Prompt → In the records below, some lines hold the word "mssp". Copy each of those lines.

Input data →
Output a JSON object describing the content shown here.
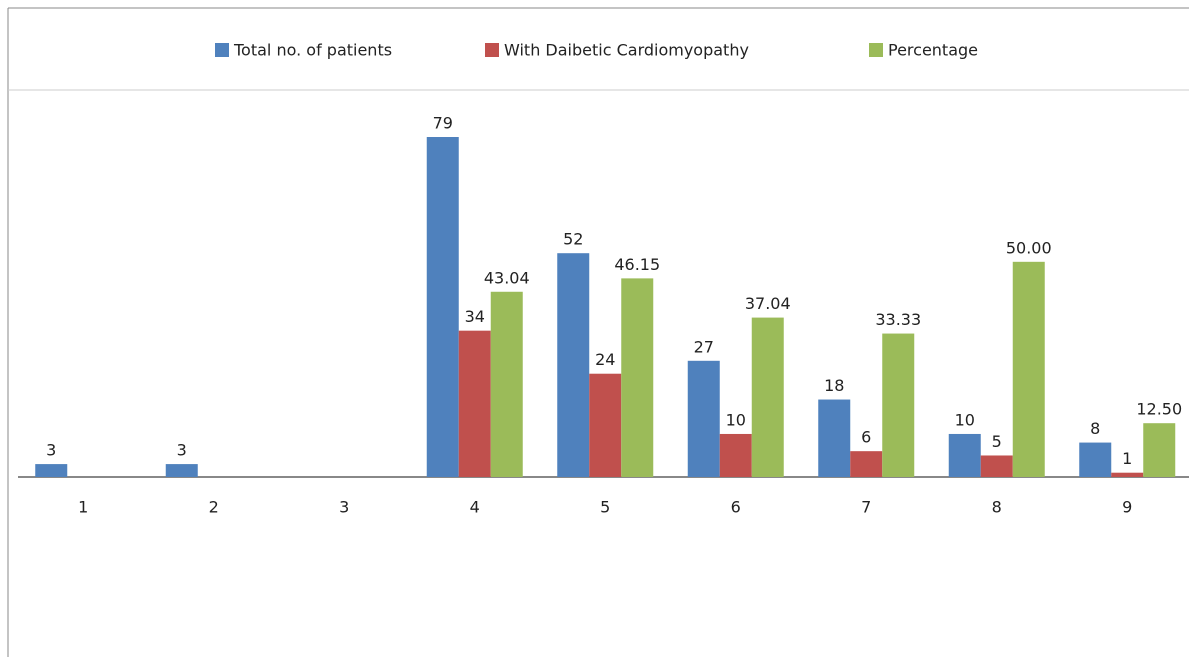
{
  "chart_data": {
    "type": "bar",
    "categories": [
      "1",
      "2",
      "3",
      "4",
      "5",
      "6",
      "7",
      "8",
      "9"
    ],
    "series": [
      {
        "name": "Total no. of patients",
        "color": "#4f81bd",
        "values": [
          3,
          3,
          null,
          79,
          52,
          27,
          18,
          10,
          8
        ]
      },
      {
        "name": "With Daibetic Cardiomyopathy",
        "color": "#c0504d",
        "values": [
          null,
          null,
          null,
          34,
          24,
          10,
          6,
          5,
          1
        ]
      },
      {
        "name": "Percentage",
        "color": "#9bbb59",
        "values": [
          null,
          null,
          null,
          43.04,
          46.15,
          37.04,
          33.33,
          50,
          12.5
        ],
        "value_labels": [
          null,
          null,
          null,
          "43.04",
          "46.15",
          "37.04",
          "33.33",
          "50.00",
          "12.50"
        ]
      }
    ],
    "legend": "top"
  }
}
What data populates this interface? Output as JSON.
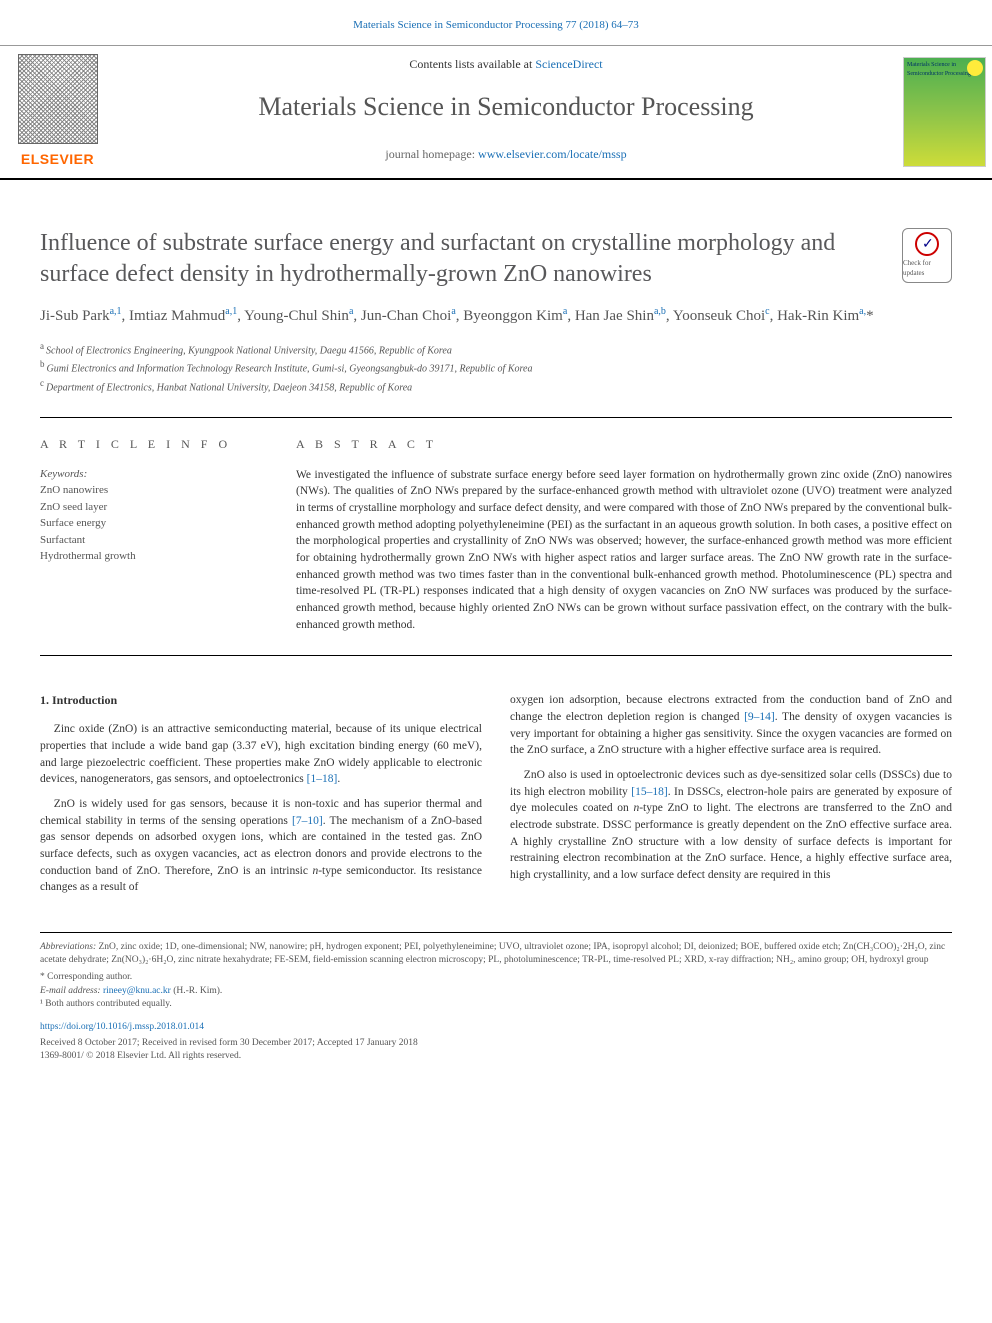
{
  "header_link": "Materials Science in Semiconductor Processing 77 (2018) 64–73",
  "masthead": {
    "elsevier": "ELSEVIER",
    "contents_prefix": "Contents lists available at ",
    "contents_link": "ScienceDirect",
    "journal_name": "Materials Science in Semiconductor Processing",
    "homepage_prefix": "journal homepage: ",
    "homepage_link": "www.elsevier.com/locate/mssp",
    "cover_text": "Materials Science in Semiconductor Processing"
  },
  "crossmark": "Check for updates",
  "title": "Influence of substrate surface energy and surfactant on crystalline morphology and surface defect density in hydrothermally-grown ZnO nanowires",
  "authors_html": "Ji-Sub Park<sup>a,1</sup>, Imtiaz Mahmud<sup>a,1</sup>, Young-Chul Shin<sup>a</sup>, Jun-Chan Choi<sup>a</sup>, Byeonggon Kim<sup>a</sup>, Han Jae Shin<sup>a,b</sup>, Yoonseuk Choi<sup>c</sup>, Hak-Rin Kim<sup>a,</sup><span class='star'>*</span>",
  "affiliations": [
    {
      "sup": "a",
      "text": "School of Electronics Engineering, Kyungpook National University, Daegu 41566, Republic of Korea"
    },
    {
      "sup": "b",
      "text": "Gumi Electronics and Information Technology Research Institute, Gumi-si, Gyeongsangbuk-do 39171, Republic of Korea"
    },
    {
      "sup": "c",
      "text": "Department of Electronics, Hanbat National University, Daejeon 34158, Republic of Korea"
    }
  ],
  "article_info_head": "A R T I C L E   I N F O",
  "abstract_head": "A B S T R A C T",
  "keywords_label": "Keywords:",
  "keywords": [
    "ZnO nanowires",
    "ZnO seed layer",
    "Surface energy",
    "Surfactant",
    "Hydrothermal growth"
  ],
  "abstract": "We investigated the influence of substrate surface energy before seed layer formation on hydrothermally grown zinc oxide (ZnO) nanowires (NWs). The qualities of ZnO NWs prepared by the surface-enhanced growth method with ultraviolet ozone (UVO) treatment were analyzed in terms of crystalline morphology and surface defect density, and were compared with those of ZnO NWs prepared by the conventional bulk-enhanced growth method adopting polyethyleneimine (PEI) as the surfactant in an aqueous growth solution. In both cases, a positive effect on the morphological properties and crystallinity of ZnO NWs was observed; however, the surface-enhanced growth method was more efficient for obtaining hydrothermally grown ZnO NWs with higher aspect ratios and larger surface areas. The ZnO NW growth rate in the surface-enhanced growth method was two times faster than in the conventional bulk-enhanced growth method. Photoluminescence (PL) spectra and time-resolved PL (TR-PL) responses indicated that a high density of oxygen vacancies on ZnO NW surfaces was produced by the surface-enhanced growth method, because highly oriented ZnO NWs can be grown without surface passivation effect, on the contrary with the bulk-enhanced growth method.",
  "section1_head": "1. Introduction",
  "col1": {
    "p1_a": "Zinc oxide (ZnO) is an attractive semiconducting material, because of its unique electrical properties that include a wide band gap (3.37 eV), high excitation binding energy (60 meV), and large piezoelectric coefficient. These properties make ZnO widely applicable to electronic devices, nanogenerators, gas sensors, and optoelectronics ",
    "p1_cite": "[1–18]",
    "p1_b": ".",
    "p2_a": "ZnO is widely used for gas sensors, because it is non-toxic and has superior thermal and chemical stability in terms of the sensing operations ",
    "p2_cite": "[7–10]",
    "p2_b": ". The mechanism of a ZnO-based gas sensor depends on adsorbed oxygen ions, which are contained in the tested gas. ZnO surface defects, such as oxygen vacancies, act as electron donors and provide electrons to the conduction band of ZnO. Therefore, ZnO is an intrinsic ",
    "p2_ital": "n",
    "p2_c": "-type semiconductor. Its resistance changes as a result of"
  },
  "col2": {
    "p1_a": "oxygen ion adsorption, because electrons extracted from the conduction band of ZnO and change the electron depletion region is changed ",
    "p1_cite": "[9–14]",
    "p1_b": ". The density of oxygen vacancies is very important for obtaining a higher gas sensitivity. Since the oxygen vacancies are formed on the ZnO surface, a ZnO structure with a higher effective surface area is required.",
    "p2_a": "ZnO also is used in optoelectronic devices such as dye-sensitized solar cells (DSSCs) due to its high electron mobility ",
    "p2_cite": "[15–18]",
    "p2_b": ". In DSSCs, electron-hole pairs are generated by exposure of dye molecules coated on ",
    "p2_ital": "n",
    "p2_c": "-type ZnO to light. The electrons are transferred to the ZnO and electrode substrate. DSSC performance is greatly dependent on the ZnO effective surface area. A highly crystalline ZnO structure with a low density of surface defects is important for restraining electron recombination at the ZnO surface. Hence, a highly effective surface area, high crystallinity, and a low surface defect density are required in this"
  },
  "footer": {
    "abbr_label": "Abbreviations:",
    "abbr_text": " ZnO, zinc oxide; 1D, one-dimensional; NW, nanowire; pH, hydrogen exponent; PEI, polyethyleneimine; UVO, ultraviolet ozone; IPA, isopropyl alcohol; DI, deionized; BOE, buffered oxide etch; Zn(CH₃COO)₂·2H₂O, zinc acetate dehydrate; Zn(NO₃)₂·6H₂O, zinc nitrate hexahydrate; FE-SEM, field-emission scanning electron microscopy; PL, photoluminescence; TR-PL, time-resolved PL; XRD, x-ray diffraction; NH₂, amino group; OH, hydroxyl group",
    "corr": "* Corresponding author.",
    "email_label": "E-mail address:",
    "email": " rineey@knu.ac.kr",
    "email_after": " (H.-R. Kim).",
    "equal": "¹ Both authors contributed equally.",
    "doi": "https://doi.org/10.1016/j.mssp.2018.01.014",
    "dates": "Received 8 October 2017; Received in revised form 30 December 2017; Accepted 17 January 2018",
    "copyright": "1369-8001/ © 2018 Elsevier Ltd. All rights reserved."
  },
  "colors": {
    "link": "#1a6fb5",
    "elsevier_orange": "#ff6600",
    "title_gray": "#58585a"
  }
}
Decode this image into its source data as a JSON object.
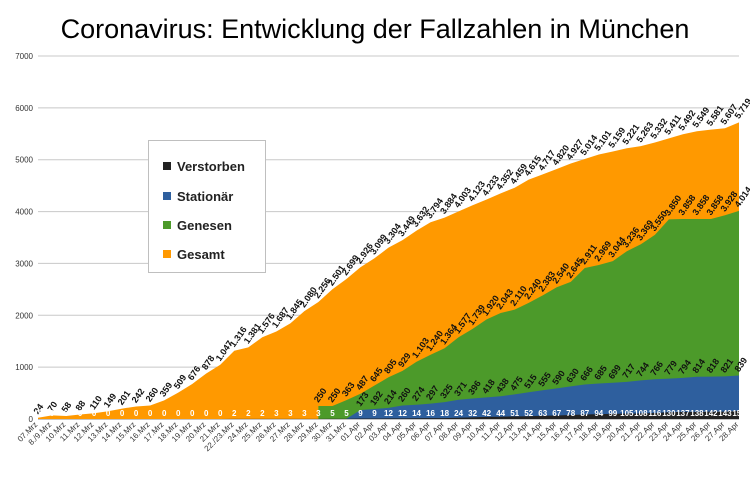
{
  "chart_data": {
    "type": "area",
    "title": "Coronavirus: Entwicklung der Fallzahlen in München",
    "ylim": [
      0,
      7000
    ],
    "yticks": [
      0,
      1000,
      2000,
      3000,
      4000,
      5000,
      6000,
      7000
    ],
    "grid": true,
    "legend_position": "left",
    "categories": [
      "07.Mrz",
      "08./9.Mrz",
      "10.Mrz",
      "11.Mrz",
      "12.Mrz",
      "13.Mrz",
      "14.Mrz",
      "15.Mrz",
      "16.Mrz",
      "17.Mrz",
      "18.Mrz",
      "19.Mrz",
      "20.Mrz",
      "21.Mrz",
      "22./23.Mrz",
      "24.Mrz",
      "25.Mrz",
      "26.Mrz",
      "27.Mrz",
      "28.Mrz",
      "29.Mrz",
      "30.Mrz",
      "31.Mrz",
      "01.Apr",
      "02.Apr",
      "03.Apr",
      "04.Apr",
      "05.Apr",
      "06.Apr",
      "07.Apr",
      "08.Apr",
      "09.Apr",
      "10.Apr",
      "11.Apr",
      "12.Apr",
      "13.Apr",
      "14.Apr",
      "15.Apr",
      "16.Apr",
      "17.Apr",
      "18.Apr",
      "19.Apr",
      "20.Apr",
      "21.Apr",
      "22.Apr",
      "23.Apr",
      "24.Apr",
      "25.Apr",
      "26.Apr",
      "27.Apr",
      "28.Apr"
    ],
    "x_tick_labels": [
      "07.Mrz",
      "8./9.Mrz",
      "10.Mrz",
      "11.Mrz",
      "12.Mrz",
      "13.Mrz",
      "14.Mrz",
      "15.Mrz",
      "16.Mrz",
      "17.Mrz",
      "18.Mrz",
      "19.Mrz",
      "20.Mrz",
      "21.Mrz",
      "22./23.Mrz",
      "24.Mrz",
      "25.Mrz",
      "26.Mrz",
      "27.Mrz",
      "28.Mrz",
      "29.Mrz",
      "30.Mrz",
      "31.Mrz",
      "01.Apr",
      "02.Apr",
      "03.Apr",
      "04.Apr",
      "05.Apr",
      "06.Apr",
      "07.Apr",
      "08.Apr",
      "09.Apr",
      "10.Apr",
      "11.Apr",
      "12.Apr",
      "13.Apr",
      "14.Apr",
      "15.Apr",
      "16.Apr",
      "17.Apr",
      "18.Apr",
      "19.Apr",
      "20.Apr",
      "21.Apr",
      "22.Apr",
      "23.Apr",
      "24.Apr",
      "25.Apr",
      "26.Apr",
      "27.Apr",
      "28.Apr"
    ],
    "series": [
      {
        "name": "Gesamt",
        "color": "#ff9900",
        "values": [
          24,
          70,
          58,
          88,
          110,
          149,
          201,
          242,
          260,
          359,
          509,
          676,
          878,
          1047,
          1316,
          1381,
          1576,
          1687,
          1845,
          2080,
          2256,
          2501,
          2699,
          2926,
          3099,
          3304,
          3449,
          3632,
          3794,
          3884,
          4003,
          4123,
          4233,
          4352,
          4459,
          4615,
          4717,
          4820,
          4927,
          5014,
          5101,
          5159,
          5221,
          5263,
          5332,
          5411,
          5492,
          5549,
          5581,
          5607,
          5719
        ],
        "labels": [
          "24",
          "70",
          "58",
          "88",
          "110",
          "149",
          "201",
          "242",
          "260",
          "359",
          "509",
          "676",
          "878",
          "1.047",
          "1.316",
          "1.381",
          "1.576",
          "1.687",
          "1.845",
          "2.080",
          "2.256",
          "2.501",
          "2.699",
          "2.926",
          "3.099",
          "3.304",
          "3.449",
          "3.632",
          "3.794",
          "3.884",
          "4.003",
          "4.123",
          "4.233",
          "4.352",
          "4.459",
          "4.615",
          "4.717",
          "4.820",
          "4.927",
          "5.014",
          "5.101",
          "5.159",
          "5.221",
          "5.263",
          "5.332",
          "5.411",
          "5.492",
          "5.549",
          "5.581",
          "5.607",
          "5.719"
        ]
      },
      {
        "name": "Genesen",
        "color": "#4c9a2a",
        "values": [
          null,
          null,
          null,
          null,
          null,
          null,
          null,
          null,
          null,
          null,
          null,
          null,
          null,
          null,
          null,
          null,
          null,
          null,
          null,
          null,
          250,
          250,
          363,
          487,
          645,
          805,
          929,
          1103,
          1240,
          1364,
          1577,
          1739,
          1920,
          2043,
          2110,
          2240,
          2383,
          2540,
          2645,
          2911,
          2969,
          3044,
          3236,
          3369,
          3550,
          3850,
          3858,
          3858,
          3858,
          3928,
          4014
        ],
        "labels": [
          "",
          "",
          "",
          "",
          "",
          "",
          "",
          "",
          "",
          "",
          "",
          "",
          "",
          "",
          "",
          "",
          "",
          "",
          "",
          "",
          "250",
          "250",
          "363",
          "487",
          "645",
          "805",
          "929",
          "1.103",
          "1.240",
          "1.364",
          "1.577",
          "1.739",
          "1.920",
          "2.043",
          "2.110",
          "2.240",
          "2.383",
          "2.540",
          "2.645",
          "2.911",
          "2.969",
          "3.044",
          "3.236",
          "3.369",
          "3.550",
          "3.850",
          "3.858",
          "3.858",
          "3.858",
          "3.928",
          "4.014"
        ]
      },
      {
        "name": "Stationär",
        "color": "#2e5f9e",
        "values": [
          null,
          null,
          null,
          null,
          null,
          null,
          null,
          null,
          null,
          null,
          null,
          null,
          null,
          null,
          null,
          null,
          null,
          null,
          null,
          null,
          null,
          null,
          5,
          173,
          192,
          214,
          260,
          274,
          297,
          325,
          371,
          396,
          418,
          438,
          475,
          515,
          555,
          590,
          630,
          666,
          685,
          699,
          717,
          744,
          766,
          779,
          794,
          814,
          818,
          821,
          839
        ],
        "labels": [
          "",
          "",
          "",
          "",
          "",
          "",
          "",
          "",
          "",
          "",
          "",
          "",
          "",
          "",
          "",
          "",
          "",
          "",
          "",
          "",
          "",
          "",
          "",
          "173",
          "192",
          "214",
          "260",
          "274",
          "297",
          "325",
          "371",
          "396",
          "418",
          "438",
          "475",
          "515",
          "555",
          "590",
          "630",
          "666",
          "685",
          "699",
          "717",
          "744",
          "766",
          "779",
          "794",
          "814",
          "818",
          "821",
          "839"
        ]
      },
      {
        "name": "Verstorben",
        "color": "#222222",
        "values": [
          0,
          0,
          0,
          0,
          0,
          0,
          0,
          0,
          0,
          0,
          0,
          0,
          0,
          0,
          2,
          2,
          2,
          3,
          3,
          3,
          3,
          5,
          5,
          9,
          9,
          12,
          12,
          14,
          16,
          18,
          24,
          32,
          42,
          44,
          51,
          52,
          63,
          67,
          78,
          87,
          94,
          99,
          105,
          108,
          116,
          130,
          137,
          138,
          142,
          143,
          157
        ],
        "labels": [
          "0",
          "0",
          "0",
          "0",
          "0",
          "0",
          "0",
          "0",
          "0",
          "0",
          "0",
          "0",
          "0",
          "0",
          "2",
          "2",
          "2",
          "3",
          "3",
          "3",
          "3",
          "5",
          "5",
          "9",
          "9",
          "12",
          "12",
          "14",
          "16",
          "18",
          "24",
          "32",
          "42",
          "44",
          "51",
          "52",
          "63",
          "67",
          "78",
          "87",
          "94",
          "99",
          "105",
          "108",
          "116",
          "130",
          "137",
          "138",
          "142",
          "143",
          "157"
        ]
      }
    ],
    "legend": [
      "Verstorben",
      "Stationär",
      "Genesen",
      "Gesamt"
    ]
  }
}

Result for this exercise →
    "homepage_link": "www.elsevier.com/locate/mssp",
    "doi": "https://doi.org/10.1016/j.mssp.2018.01.014",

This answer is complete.